GIVEN INFORMATION:
--- Start ---

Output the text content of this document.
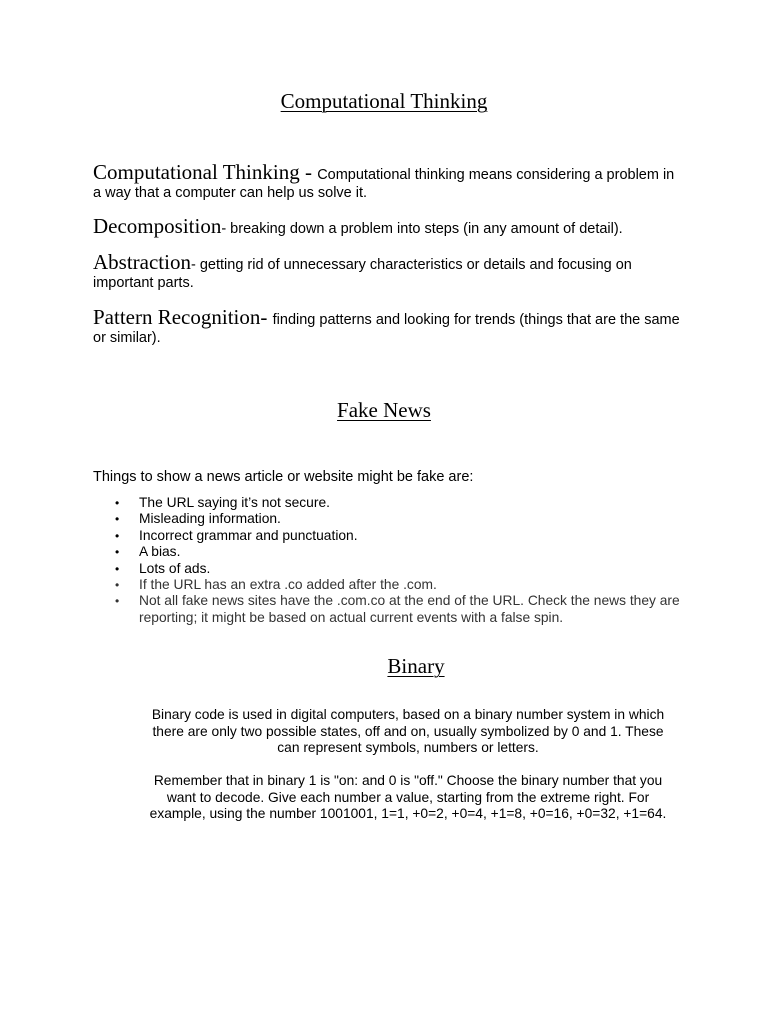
Computational Thinking

Computational Thinking - Computational thinking means considering a problem in a way that a computer can help us solve it.

Decomposition- breaking down a problem into steps (in any amount of detail).

Abstraction- getting rid of unnecessary characteristics or details and focusing on important parts.

Pattern Recognition- finding patterns and looking for trends (things that are the same or similar).

Fake News

Things to show a news article or website might be fake are:

• The URL saying it’s not secure.
• Misleading information.
• Incorrect grammar and punctuation.
• A bias.
• Lots of ads.
• If the URL has an extra .co added after the .com.
• Not all fake news sites have the .com.co at the end of the URL. Check the news they are reporting; it might be based on actual current events with a false spin.
Binary

Binary code is used in digital computers, based on a binary number system in which there are only two possible states, off and on, usually symbolized by 0 and 1. These can represent symbols, numbers or letters.

Remember that in binary 1 is "on: and 0 is "off." Choose the binary number that you want to decode. Give each number a value, starting from the extreme right. For example, using the number 1001001, 1=1, +0=2, +0=4, +1=8, +0=16, +0=32, +1=64.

--- End ---

WHAT THE TASK REQUIRES: The records above must be echoed exactly, minus their pictures.

WORKED SOLUTION:
Output the text content of this document.
Computational Thinking

Computational Thinking - Computational thinking means considering a problem in a way that a computer can help us solve it.

Decomposition- breaking down a problem into steps (in any amount of detail).

Abstraction- getting rid of unnecessary characteristics or details and focusing on important parts.

Pattern Recognition- finding patterns and looking for trends (things that are the same or similar).

Fake News

Things to show a news article or website might be fake are:

• The URL saying it’s not secure.
• Misleading information.
• Incorrect grammar and punctuation.
• A bias.
• Lots of ads.
• If the URL has an extra .co added after the .com.
• Not all fake news sites have the .com.co at the end of the URL. Check the news they are reporting; it might be based on actual current events with a false spin.
Binary

Binary code is used in digital computers, based on a binary number system in which there are only two possible states, off and on, usually symbolized by 0 and 1. These can represent symbols, numbers or letters.

Remember that in binary 1 is "on: and 0 is "off." Choose the binary number that you want to decode. Give each number a value, starting from the extreme right. For example, using the number 1001001, 1=1, +0=2, +0=4, +1=8, +0=16, +0=32, +1=64.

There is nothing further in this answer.